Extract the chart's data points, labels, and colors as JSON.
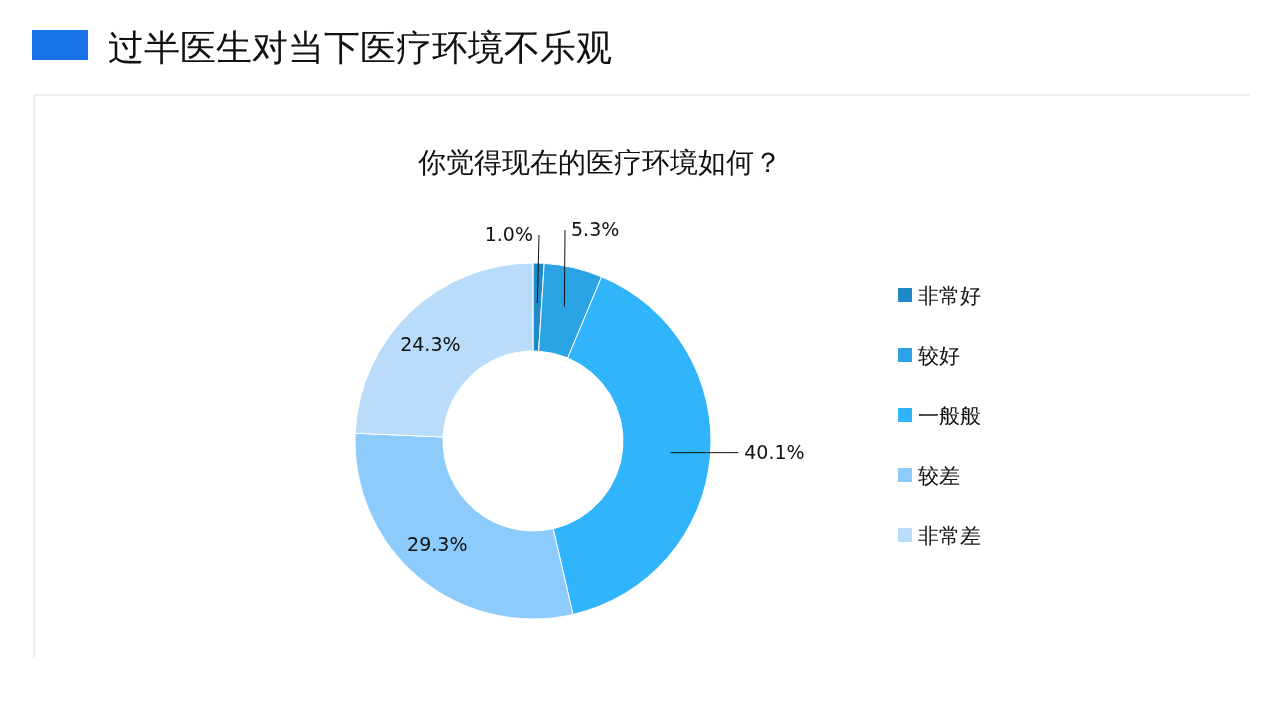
{
  "chart_data": {
    "type": "donut",
    "title": "过半医生对当下医疗环境不乐观",
    "subtitle": "你觉得现在的医疗环境如何？",
    "categories": [
      "非常好",
      "较好",
      "一般般",
      "较差",
      "非常差"
    ],
    "values": [
      1.0,
      5.3,
      40.1,
      29.3,
      24.3
    ],
    "colors": [
      "#2089c8",
      "#29a3e3",
      "#30b5fd",
      "#8ccbfb",
      "#badcfb"
    ],
    "value_labels": [
      "1.0%",
      "5.3%",
      "40.1%",
      "29.3%",
      "24.3%"
    ],
    "legend": "right"
  }
}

_ _ _

:: PROBLEM DESCRIPTION ::
Reproduce the whole listing word for word, setting aside any pictures.

:: FINISHED ANSWER ::
Extract the chart's data points, labels, and colors as JSON.
{
  "chart_data": {
    "type": "donut",
    "title": "过半医生对当下医疗环境不乐观",
    "subtitle": "你觉得现在的医疗环境如何？",
    "categories": [
      "非常好",
      "较好",
      "一般般",
      "较差",
      "非常差"
    ],
    "values": [
      1.0,
      5.3,
      40.1,
      29.3,
      24.3
    ],
    "colors": [
      "#2089c8",
      "#29a3e3",
      "#30b5fd",
      "#8ccbfb",
      "#badcfb"
    ],
    "value_labels": [
      "1.0%",
      "5.3%",
      "40.1%",
      "29.3%",
      "24.3%"
    ],
    "legend": "right"
  }
}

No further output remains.